Element box items:
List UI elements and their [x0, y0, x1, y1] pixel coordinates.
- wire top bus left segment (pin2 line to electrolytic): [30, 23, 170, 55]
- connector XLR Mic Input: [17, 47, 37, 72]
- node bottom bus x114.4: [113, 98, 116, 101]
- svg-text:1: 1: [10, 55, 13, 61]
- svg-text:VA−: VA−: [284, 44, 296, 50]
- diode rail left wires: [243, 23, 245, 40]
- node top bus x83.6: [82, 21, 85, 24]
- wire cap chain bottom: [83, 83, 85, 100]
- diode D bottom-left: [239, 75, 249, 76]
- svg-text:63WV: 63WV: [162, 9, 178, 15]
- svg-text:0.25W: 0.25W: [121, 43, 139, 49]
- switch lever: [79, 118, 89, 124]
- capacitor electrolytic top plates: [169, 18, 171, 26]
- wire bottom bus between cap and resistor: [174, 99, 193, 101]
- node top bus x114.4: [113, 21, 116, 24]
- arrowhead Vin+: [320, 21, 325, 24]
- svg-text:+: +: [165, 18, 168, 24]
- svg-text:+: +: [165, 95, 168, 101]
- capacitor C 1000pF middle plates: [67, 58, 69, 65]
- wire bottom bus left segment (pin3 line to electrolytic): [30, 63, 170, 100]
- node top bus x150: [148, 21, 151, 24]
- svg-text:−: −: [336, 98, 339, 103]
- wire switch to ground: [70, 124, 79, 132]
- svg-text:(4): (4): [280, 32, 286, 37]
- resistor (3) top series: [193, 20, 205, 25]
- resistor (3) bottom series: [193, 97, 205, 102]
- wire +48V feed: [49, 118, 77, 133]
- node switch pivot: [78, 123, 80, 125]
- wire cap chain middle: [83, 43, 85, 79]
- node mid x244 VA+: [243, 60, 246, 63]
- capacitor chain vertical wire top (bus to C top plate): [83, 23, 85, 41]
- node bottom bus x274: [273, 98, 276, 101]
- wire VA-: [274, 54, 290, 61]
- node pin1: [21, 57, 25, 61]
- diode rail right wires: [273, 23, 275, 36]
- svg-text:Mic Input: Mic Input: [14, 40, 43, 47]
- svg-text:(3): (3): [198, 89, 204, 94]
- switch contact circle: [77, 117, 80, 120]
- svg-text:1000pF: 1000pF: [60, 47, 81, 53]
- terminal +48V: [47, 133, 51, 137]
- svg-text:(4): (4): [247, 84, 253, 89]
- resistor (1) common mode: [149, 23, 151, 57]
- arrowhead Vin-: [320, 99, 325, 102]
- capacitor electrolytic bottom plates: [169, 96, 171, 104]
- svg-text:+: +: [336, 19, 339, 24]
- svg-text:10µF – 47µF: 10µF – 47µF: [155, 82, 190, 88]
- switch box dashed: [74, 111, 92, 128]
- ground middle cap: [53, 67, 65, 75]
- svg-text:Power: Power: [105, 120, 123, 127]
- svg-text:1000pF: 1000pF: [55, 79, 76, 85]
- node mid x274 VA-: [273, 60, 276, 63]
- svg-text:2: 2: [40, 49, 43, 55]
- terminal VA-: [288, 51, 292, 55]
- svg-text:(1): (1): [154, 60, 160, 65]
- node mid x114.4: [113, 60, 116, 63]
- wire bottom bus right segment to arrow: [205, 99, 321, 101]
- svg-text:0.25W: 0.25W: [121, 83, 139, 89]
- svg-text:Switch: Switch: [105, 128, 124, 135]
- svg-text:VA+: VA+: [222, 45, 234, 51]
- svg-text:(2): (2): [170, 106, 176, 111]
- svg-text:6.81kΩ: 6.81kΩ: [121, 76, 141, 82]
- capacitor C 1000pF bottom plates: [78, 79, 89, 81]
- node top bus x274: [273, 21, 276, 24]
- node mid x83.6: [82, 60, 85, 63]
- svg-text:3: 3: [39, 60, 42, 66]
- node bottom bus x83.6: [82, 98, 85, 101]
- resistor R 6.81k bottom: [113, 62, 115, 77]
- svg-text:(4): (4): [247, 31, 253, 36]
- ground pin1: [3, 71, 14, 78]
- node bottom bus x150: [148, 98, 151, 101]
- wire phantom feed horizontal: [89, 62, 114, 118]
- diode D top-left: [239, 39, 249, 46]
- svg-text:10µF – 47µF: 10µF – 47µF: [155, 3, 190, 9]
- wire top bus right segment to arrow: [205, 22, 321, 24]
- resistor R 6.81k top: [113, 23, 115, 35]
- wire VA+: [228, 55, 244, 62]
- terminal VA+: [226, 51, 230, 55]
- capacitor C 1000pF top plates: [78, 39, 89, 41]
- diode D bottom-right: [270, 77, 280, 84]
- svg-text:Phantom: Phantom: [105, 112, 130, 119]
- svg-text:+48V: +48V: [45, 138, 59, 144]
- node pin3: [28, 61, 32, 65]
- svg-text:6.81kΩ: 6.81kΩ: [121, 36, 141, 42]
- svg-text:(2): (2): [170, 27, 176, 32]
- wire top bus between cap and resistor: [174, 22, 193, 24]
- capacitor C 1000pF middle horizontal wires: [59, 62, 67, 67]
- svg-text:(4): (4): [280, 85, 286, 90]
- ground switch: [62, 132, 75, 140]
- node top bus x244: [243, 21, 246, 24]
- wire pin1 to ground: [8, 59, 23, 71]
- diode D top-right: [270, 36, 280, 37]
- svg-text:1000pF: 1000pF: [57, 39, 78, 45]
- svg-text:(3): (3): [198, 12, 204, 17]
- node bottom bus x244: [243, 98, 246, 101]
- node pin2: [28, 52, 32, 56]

Problem requirements:
Repeat the lines above word for word, from start to finish.

Solution:
List UI elements and their [x0, y0, x1, y1] pixel coordinates.
- wire top bus left segment (pin2 line to electrolytic): [30, 23, 170, 55]
- connector XLR Mic Input: [17, 47, 37, 72]
- node bottom bus x114.4: [113, 98, 116, 101]
- svg-text:1: 1: [10, 55, 13, 61]
- svg-text:VA−: VA−: [284, 44, 296, 50]
- diode rail left wires: [243, 23, 245, 40]
- node top bus x83.6: [82, 21, 85, 24]
- wire cap chain bottom: [83, 83, 85, 100]
- diode D bottom-left: [239, 75, 249, 76]
- svg-text:63WV: 63WV: [162, 9, 178, 15]
- svg-text:0.25W: 0.25W: [121, 43, 139, 49]
- switch lever: [79, 118, 89, 124]
- capacitor electrolytic top plates: [169, 18, 171, 26]
- wire bottom bus between cap and resistor: [174, 99, 193, 101]
- node top bus x114.4: [113, 21, 116, 24]
- arrowhead Vin+: [320, 21, 325, 24]
- svg-text:+: +: [165, 18, 168, 24]
- svg-text:+: +: [165, 95, 168, 101]
- capacitor C 1000pF middle plates: [67, 58, 69, 65]
- wire bottom bus left segment (pin3 line to electrolytic): [30, 63, 170, 100]
- node top bus x150: [148, 21, 151, 24]
- svg-text:−: −: [336, 98, 339, 103]
- wire switch to ground: [70, 124, 79, 132]
- svg-text:(4): (4): [280, 32, 286, 37]
- resistor (3) top series: [193, 20, 205, 25]
- resistor (3) bottom series: [193, 97, 205, 102]
- wire +48V feed: [49, 118, 77, 133]
- node switch pivot: [78, 123, 80, 125]
- wire cap chain middle: [83, 43, 85, 79]
- node mid x244 VA+: [243, 60, 246, 63]
- capacitor chain vertical wire top (bus to C top plate): [83, 23, 85, 41]
- node bottom bus x274: [273, 98, 276, 101]
- wire VA-: [274, 54, 290, 61]
- node pin1: [21, 57, 25, 61]
- diode rail right wires: [273, 23, 275, 36]
- svg-text:Mic Input: Mic Input: [14, 40, 43, 47]
- svg-text:(3): (3): [198, 89, 204, 94]
- switch contact circle: [77, 117, 80, 120]
- svg-text:1000pF: 1000pF: [60, 47, 81, 53]
- terminal +48V: [47, 133, 51, 137]
- svg-text:(4): (4): [247, 84, 253, 89]
- resistor (1) common mode: [149, 23, 151, 57]
- arrowhead Vin-: [320, 99, 325, 102]
- capacitor electrolytic bottom plates: [169, 96, 171, 104]
- svg-text:+: +: [336, 19, 339, 24]
- svg-text:10µF – 47µF: 10µF – 47µF: [155, 82, 190, 88]
- switch box dashed: [74, 111, 92, 128]
- ground middle cap: [53, 67, 65, 75]
- svg-text:Power: Power: [105, 120, 123, 127]
- svg-text:1000pF: 1000pF: [55, 79, 76, 85]
- node mid x274 VA-: [273, 60, 276, 63]
- svg-text:2: 2: [40, 49, 43, 55]
- terminal VA-: [288, 51, 292, 55]
- svg-text:(1): (1): [154, 60, 160, 65]
- node mid x114.4: [113, 60, 116, 63]
- wire bottom bus right segment to arrow: [205, 99, 321, 101]
- svg-text:0.25W: 0.25W: [121, 83, 139, 89]
- svg-text:Switch: Switch: [105, 128, 124, 135]
- svg-text:VA+: VA+: [222, 45, 234, 51]
- svg-text:(2): (2): [170, 106, 176, 111]
- svg-text:6.81kΩ: 6.81kΩ: [121, 76, 141, 82]
- capacitor C 1000pF bottom plates: [78, 79, 89, 81]
- node top bus x274: [273, 21, 276, 24]
- node mid x83.6: [82, 60, 85, 63]
- svg-text:3: 3: [39, 60, 42, 66]
- node bottom bus x83.6: [82, 98, 85, 101]
- resistor R 6.81k bottom: [113, 62, 115, 77]
- svg-text:(4): (4): [247, 31, 253, 36]
- ground pin1: [3, 71, 14, 78]
- node bottom bus x150: [148, 98, 151, 101]
- wire phantom feed horizontal: [89, 62, 114, 118]
- diode D top-left: [239, 39, 249, 46]
- svg-text:10µF – 47µF: 10µF – 47µF: [155, 3, 190, 9]
- wire top bus right segment to arrow: [205, 22, 321, 24]
- resistor R 6.81k top: [113, 23, 115, 35]
- wire VA+: [228, 55, 244, 62]
- terminal VA+: [226, 51, 230, 55]
- capacitor C 1000pF top plates: [78, 39, 89, 41]
- diode D bottom-right: [270, 77, 280, 84]
- svg-text:Phantom: Phantom: [105, 112, 130, 119]
- svg-text:+48V: +48V: [45, 138, 59, 144]
- node pin3: [28, 61, 32, 65]
- svg-text:6.81kΩ: 6.81kΩ: [121, 36, 141, 42]
- svg-text:(2): (2): [170, 27, 176, 32]
- wire top bus between cap and resistor: [174, 22, 193, 24]
- capacitor C 1000pF middle horizontal wires: [59, 62, 67, 67]
- svg-text:(4): (4): [280, 85, 286, 90]
- ground switch: [62, 132, 75, 140]
- node top bus x244: [243, 21, 246, 24]
- wire pin1 to ground: [8, 59, 23, 71]
- diode D top-right: [270, 36, 280, 37]
- svg-text:1000pF: 1000pF: [57, 39, 78, 45]
- svg-text:(3): (3): [198, 12, 204, 17]
- node bottom bus x244: [243, 98, 246, 101]
- node pin2: [28, 52, 32, 56]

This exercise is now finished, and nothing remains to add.